WHAT IS EXPECTED
Pictures are not part of the copy; repeat everything else in the records exactly.

(Extracts from a graphics dataset)
------------------------------------------------------------

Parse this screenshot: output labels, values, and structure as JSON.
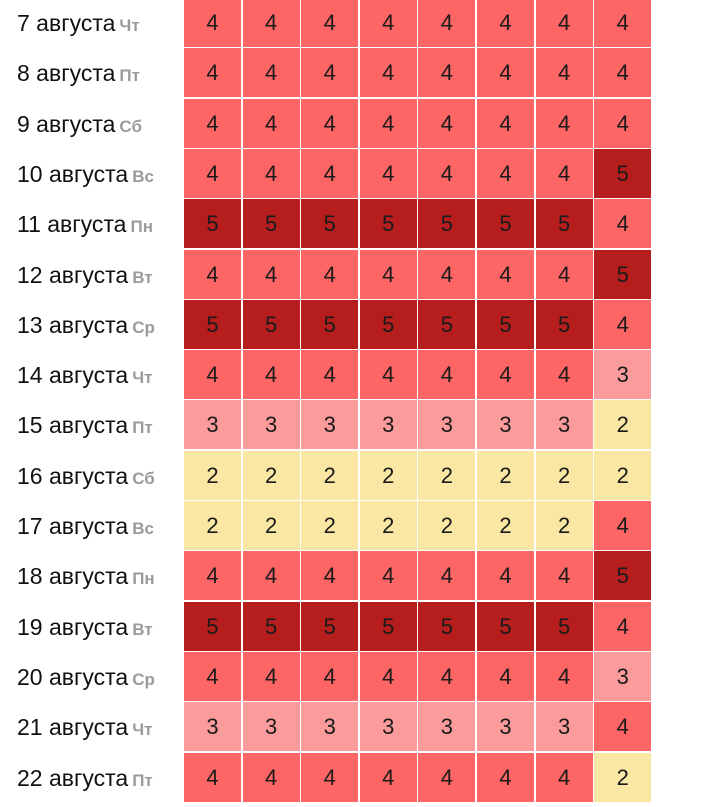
{
  "chart_data": {
    "type": "heatmap",
    "colors": {
      "2": "#fbe7a4",
      "3": "#fb9b9b",
      "4": "#fe6565",
      "5": "#b61e1e"
    },
    "rows": [
      {
        "date": "7 августа",
        "weekday": "Чт",
        "values": [
          4,
          4,
          4,
          4,
          4,
          4,
          4,
          4
        ]
      },
      {
        "date": "8 августа",
        "weekday": "Пт",
        "values": [
          4,
          4,
          4,
          4,
          4,
          4,
          4,
          4
        ]
      },
      {
        "date": "9 августа",
        "weekday": "Сб",
        "values": [
          4,
          4,
          4,
          4,
          4,
          4,
          4,
          4
        ]
      },
      {
        "date": "10 августа",
        "weekday": "Вс",
        "values": [
          4,
          4,
          4,
          4,
          4,
          4,
          4,
          5
        ]
      },
      {
        "date": "11 августа",
        "weekday": "Пн",
        "values": [
          5,
          5,
          5,
          5,
          5,
          5,
          5,
          4
        ]
      },
      {
        "date": "12 августа",
        "weekday": "Вт",
        "values": [
          4,
          4,
          4,
          4,
          4,
          4,
          4,
          5
        ]
      },
      {
        "date": "13 августа",
        "weekday": "Ср",
        "values": [
          5,
          5,
          5,
          5,
          5,
          5,
          5,
          4
        ]
      },
      {
        "date": "14 августа",
        "weekday": "Чт",
        "values": [
          4,
          4,
          4,
          4,
          4,
          4,
          4,
          3
        ]
      },
      {
        "date": "15 августа",
        "weekday": "Пт",
        "values": [
          3,
          3,
          3,
          3,
          3,
          3,
          3,
          2
        ]
      },
      {
        "date": "16 августа",
        "weekday": "Сб",
        "values": [
          2,
          2,
          2,
          2,
          2,
          2,
          2,
          2
        ]
      },
      {
        "date": "17 августа",
        "weekday": "Вс",
        "values": [
          2,
          2,
          2,
          2,
          2,
          2,
          2,
          4
        ]
      },
      {
        "date": "18 августа",
        "weekday": "Пн",
        "values": [
          4,
          4,
          4,
          4,
          4,
          4,
          4,
          5
        ]
      },
      {
        "date": "19 августа",
        "weekday": "Вт",
        "values": [
          5,
          5,
          5,
          5,
          5,
          5,
          5,
          4
        ]
      },
      {
        "date": "20 августа",
        "weekday": "Ср",
        "values": [
          4,
          4,
          4,
          4,
          4,
          4,
          4,
          3
        ]
      },
      {
        "date": "21 августа",
        "weekday": "Чт",
        "values": [
          3,
          3,
          3,
          3,
          3,
          3,
          3,
          4
        ]
      },
      {
        "date": "22 августа",
        "weekday": "Пт",
        "values": [
          4,
          4,
          4,
          4,
          4,
          4,
          4,
          2
        ]
      }
    ]
  }
}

------------------------------------------------------------

FINAL RESULT
Parse this screenshot: output labels, values, and structure as JSON.
{
  "chart_data": {
    "type": "heatmap",
    "colors": {
      "2": "#fbe7a4",
      "3": "#fb9b9b",
      "4": "#fe6565",
      "5": "#b61e1e"
    },
    "rows": [
      {
        "date": "7 августа",
        "weekday": "Чт",
        "values": [
          4,
          4,
          4,
          4,
          4,
          4,
          4,
          4
        ]
      },
      {
        "date": "8 августа",
        "weekday": "Пт",
        "values": [
          4,
          4,
          4,
          4,
          4,
          4,
          4,
          4
        ]
      },
      {
        "date": "9 августа",
        "weekday": "Сб",
        "values": [
          4,
          4,
          4,
          4,
          4,
          4,
          4,
          4
        ]
      },
      {
        "date": "10 августа",
        "weekday": "Вс",
        "values": [
          4,
          4,
          4,
          4,
          4,
          4,
          4,
          5
        ]
      },
      {
        "date": "11 августа",
        "weekday": "Пн",
        "values": [
          5,
          5,
          5,
          5,
          5,
          5,
          5,
          4
        ]
      },
      {
        "date": "12 августа",
        "weekday": "Вт",
        "values": [
          4,
          4,
          4,
          4,
          4,
          4,
          4,
          5
        ]
      },
      {
        "date": "13 августа",
        "weekday": "Ср",
        "values": [
          5,
          5,
          5,
          5,
          5,
          5,
          5,
          4
        ]
      },
      {
        "date": "14 августа",
        "weekday": "Чт",
        "values": [
          4,
          4,
          4,
          4,
          4,
          4,
          4,
          3
        ]
      },
      {
        "date": "15 августа",
        "weekday": "Пт",
        "values": [
          3,
          3,
          3,
          3,
          3,
          3,
          3,
          2
        ]
      },
      {
        "date": "16 августа",
        "weekday": "Сб",
        "values": [
          2,
          2,
          2,
          2,
          2,
          2,
          2,
          2
        ]
      },
      {
        "date": "17 августа",
        "weekday": "Вс",
        "values": [
          2,
          2,
          2,
          2,
          2,
          2,
          2,
          4
        ]
      },
      {
        "date": "18 августа",
        "weekday": "Пн",
        "values": [
          4,
          4,
          4,
          4,
          4,
          4,
          4,
          5
        ]
      },
      {
        "date": "19 августа",
        "weekday": "Вт",
        "values": [
          5,
          5,
          5,
          5,
          5,
          5,
          5,
          4
        ]
      },
      {
        "date": "20 августа",
        "weekday": "Ср",
        "values": [
          4,
          4,
          4,
          4,
          4,
          4,
          4,
          3
        ]
      },
      {
        "date": "21 августа",
        "weekday": "Чт",
        "values": [
          3,
          3,
          3,
          3,
          3,
          3,
          3,
          4
        ]
      },
      {
        "date": "22 августа",
        "weekday": "Пт",
        "values": [
          4,
          4,
          4,
          4,
          4,
          4,
          4,
          2
        ]
      }
    ]
  }
}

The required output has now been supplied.